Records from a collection
------------------------------------------------------------

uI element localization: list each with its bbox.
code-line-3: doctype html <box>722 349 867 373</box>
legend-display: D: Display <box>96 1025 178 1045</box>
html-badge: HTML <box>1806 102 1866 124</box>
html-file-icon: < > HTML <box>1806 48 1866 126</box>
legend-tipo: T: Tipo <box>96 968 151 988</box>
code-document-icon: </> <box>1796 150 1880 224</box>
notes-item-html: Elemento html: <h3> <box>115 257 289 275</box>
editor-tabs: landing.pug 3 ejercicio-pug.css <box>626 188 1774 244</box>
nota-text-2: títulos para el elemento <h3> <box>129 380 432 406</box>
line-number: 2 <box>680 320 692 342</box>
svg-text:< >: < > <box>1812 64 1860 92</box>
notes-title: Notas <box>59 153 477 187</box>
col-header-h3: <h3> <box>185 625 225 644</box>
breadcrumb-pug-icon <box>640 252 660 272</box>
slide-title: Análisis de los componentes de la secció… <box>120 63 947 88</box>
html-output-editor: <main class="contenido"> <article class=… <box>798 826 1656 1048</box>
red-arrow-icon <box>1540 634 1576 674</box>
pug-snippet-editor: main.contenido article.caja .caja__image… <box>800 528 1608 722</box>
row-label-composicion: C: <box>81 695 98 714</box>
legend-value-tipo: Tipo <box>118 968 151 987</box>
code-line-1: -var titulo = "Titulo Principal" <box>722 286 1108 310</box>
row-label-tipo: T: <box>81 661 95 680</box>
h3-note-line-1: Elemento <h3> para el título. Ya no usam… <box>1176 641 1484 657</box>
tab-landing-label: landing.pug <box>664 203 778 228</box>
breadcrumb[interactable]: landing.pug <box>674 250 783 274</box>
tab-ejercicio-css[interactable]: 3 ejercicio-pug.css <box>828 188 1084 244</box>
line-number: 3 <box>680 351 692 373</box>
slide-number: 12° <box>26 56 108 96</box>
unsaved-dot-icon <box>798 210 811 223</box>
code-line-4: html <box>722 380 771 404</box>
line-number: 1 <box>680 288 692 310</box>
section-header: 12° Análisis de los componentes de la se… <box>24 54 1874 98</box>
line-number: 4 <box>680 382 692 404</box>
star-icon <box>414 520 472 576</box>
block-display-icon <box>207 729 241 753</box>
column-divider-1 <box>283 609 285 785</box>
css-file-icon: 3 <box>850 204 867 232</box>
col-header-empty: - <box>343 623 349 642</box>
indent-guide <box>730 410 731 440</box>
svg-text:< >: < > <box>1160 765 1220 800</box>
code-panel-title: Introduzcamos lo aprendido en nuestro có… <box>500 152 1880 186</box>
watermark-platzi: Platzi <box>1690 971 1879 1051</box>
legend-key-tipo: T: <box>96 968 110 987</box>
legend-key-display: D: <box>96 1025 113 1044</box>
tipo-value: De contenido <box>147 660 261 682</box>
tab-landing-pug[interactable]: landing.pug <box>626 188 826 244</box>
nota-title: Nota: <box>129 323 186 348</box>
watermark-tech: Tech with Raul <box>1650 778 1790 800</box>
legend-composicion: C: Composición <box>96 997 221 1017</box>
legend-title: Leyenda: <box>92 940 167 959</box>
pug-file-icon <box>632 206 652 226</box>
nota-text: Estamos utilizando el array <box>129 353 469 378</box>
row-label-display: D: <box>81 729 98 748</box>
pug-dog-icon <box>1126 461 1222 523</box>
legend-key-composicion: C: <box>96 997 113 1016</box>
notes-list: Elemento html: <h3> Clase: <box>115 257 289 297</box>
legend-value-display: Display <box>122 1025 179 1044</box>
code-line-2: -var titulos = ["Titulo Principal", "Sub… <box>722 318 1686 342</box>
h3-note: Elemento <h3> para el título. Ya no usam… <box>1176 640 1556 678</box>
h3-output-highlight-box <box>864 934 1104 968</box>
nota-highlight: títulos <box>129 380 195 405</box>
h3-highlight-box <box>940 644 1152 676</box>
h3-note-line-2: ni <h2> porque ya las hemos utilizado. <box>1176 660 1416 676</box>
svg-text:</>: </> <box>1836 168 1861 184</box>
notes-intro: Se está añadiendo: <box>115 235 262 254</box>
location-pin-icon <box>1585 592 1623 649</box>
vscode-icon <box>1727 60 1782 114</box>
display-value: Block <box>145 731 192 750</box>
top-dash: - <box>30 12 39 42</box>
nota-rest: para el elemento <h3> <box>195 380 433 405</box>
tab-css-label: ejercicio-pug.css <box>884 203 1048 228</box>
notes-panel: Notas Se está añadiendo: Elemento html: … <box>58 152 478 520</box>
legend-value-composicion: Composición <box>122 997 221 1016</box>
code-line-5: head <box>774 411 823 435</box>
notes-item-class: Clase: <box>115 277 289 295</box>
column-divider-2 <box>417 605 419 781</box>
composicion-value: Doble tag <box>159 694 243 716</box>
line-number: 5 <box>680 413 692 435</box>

------------------------------------------------------------

§ GIVEN INSTRUCTION
Repeat all of the material above verbatim, keeping every line unchanged.

§ ANSWER
uI element localization: list each with its bbox.
code-line-3: doctype html <box>722 349 867 373</box>
legend-display: D: Display <box>96 1025 178 1045</box>
html-badge: HTML <box>1806 102 1866 124</box>
html-file-icon: < > HTML <box>1806 48 1866 126</box>
legend-tipo: T: Tipo <box>96 968 151 988</box>
code-document-icon: </> <box>1796 150 1880 224</box>
notes-item-html: Elemento html: <h3> <box>115 257 289 275</box>
editor-tabs: landing.pug 3 ejercicio-pug.css <box>626 188 1774 244</box>
nota-text-2: títulos para el elemento <h3> <box>129 380 432 406</box>
line-number: 2 <box>680 320 692 342</box>
svg-text:< >: < > <box>1812 64 1860 92</box>
notes-title: Notas <box>59 153 477 187</box>
col-header-h3: <h3> <box>185 625 225 644</box>
breadcrumb-pug-icon <box>640 252 660 272</box>
slide-title: Análisis de los componentes de la secció… <box>120 63 947 88</box>
html-output-editor: <main class="contenido"> <article class=… <box>798 826 1656 1048</box>
red-arrow-icon <box>1540 634 1576 674</box>
pug-snippet-editor: main.contenido article.caja .caja__image… <box>800 528 1608 722</box>
row-label-composicion: C: <box>81 695 98 714</box>
legend-value-tipo: Tipo <box>118 968 151 987</box>
code-line-1: -var titulo = "Titulo Principal" <box>722 286 1108 310</box>
row-label-tipo: T: <box>81 661 95 680</box>
h3-note-line-1: Elemento <h3> para el título. Ya no usam… <box>1176 641 1484 657</box>
tab-landing-label: landing.pug <box>664 203 778 228</box>
breadcrumb[interactable]: landing.pug <box>674 250 783 274</box>
tab-ejercicio-css[interactable]: 3 ejercicio-pug.css <box>828 188 1084 244</box>
line-number: 3 <box>680 351 692 373</box>
slide-number: 12° <box>26 56 108 96</box>
unsaved-dot-icon <box>798 210 811 223</box>
code-line-4: html <box>722 380 771 404</box>
line-number: 1 <box>680 288 692 310</box>
section-header: 12° Análisis de los componentes de la se… <box>24 54 1874 98</box>
line-number: 4 <box>680 382 692 404</box>
star-icon <box>414 520 472 576</box>
block-display-icon <box>207 729 241 753</box>
column-divider-1 <box>283 609 285 785</box>
css-file-icon: 3 <box>850 204 867 232</box>
col-header-empty: - <box>343 623 349 642</box>
indent-guide <box>730 410 731 440</box>
svg-text:< >: < > <box>1160 765 1220 800</box>
code-panel-title: Introduzcamos lo aprendido en nuestro có… <box>500 152 1880 186</box>
watermark-platzi: Platzi <box>1690 971 1879 1051</box>
legend-key-tipo: T: <box>96 968 110 987</box>
legend-key-display: D: <box>96 1025 113 1044</box>
tipo-value: De contenido <box>147 660 261 682</box>
tab-landing-pug[interactable]: landing.pug <box>626 188 826 244</box>
nota-title: Nota: <box>129 323 186 348</box>
watermark-tech: Tech with Raul <box>1650 778 1790 800</box>
legend-composicion: C: Composición <box>96 997 221 1017</box>
legend-title: Leyenda: <box>92 940 167 959</box>
pug-file-icon <box>632 206 652 226</box>
nota-text: Estamos utilizando el array <box>129 353 469 378</box>
row-label-display: D: <box>81 729 98 748</box>
pug-dog-icon <box>1126 461 1222 523</box>
legend-key-composicion: C: <box>96 997 113 1016</box>
notes-list: Elemento html: <h3> Clase: <box>115 257 289 297</box>
legend-value-display: Display <box>122 1025 179 1044</box>
code-line-2: -var titulos = ["Titulo Principal", "Sub… <box>722 318 1686 342</box>
h3-note: Elemento <h3> para el título. Ya no usam… <box>1176 640 1556 678</box>
h3-output-highlight-box <box>864 934 1104 968</box>
nota-highlight: títulos <box>129 380 195 405</box>
h3-highlight-box <box>940 644 1152 676</box>
h3-note-line-2: ni <h2> porque ya las hemos utilizado. <box>1176 660 1416 676</box>
svg-text:</>: </> <box>1836 168 1861 184</box>
notes-intro: Se está añadiendo: <box>115 235 262 254</box>
location-pin-icon <box>1585 592 1623 649</box>
vscode-icon <box>1727 60 1782 114</box>
display-value: Block <box>145 731 192 750</box>
top-dash: - <box>30 12 39 42</box>
nota-rest: para el elemento <h3> <box>195 380 433 405</box>
tab-css-label: ejercicio-pug.css <box>884 203 1048 228</box>
notes-panel: Notas Se está añadiendo: Elemento html: … <box>58 152 478 520</box>
legend-value-composicion: Composición <box>122 997 221 1016</box>
code-line-5: head <box>774 411 823 435</box>
notes-item-class: Clase: <box>115 277 289 295</box>
column-divider-2 <box>417 605 419 781</box>
composicion-value: Doble tag <box>159 694 243 716</box>
line-number: 5 <box>680 413 692 435</box>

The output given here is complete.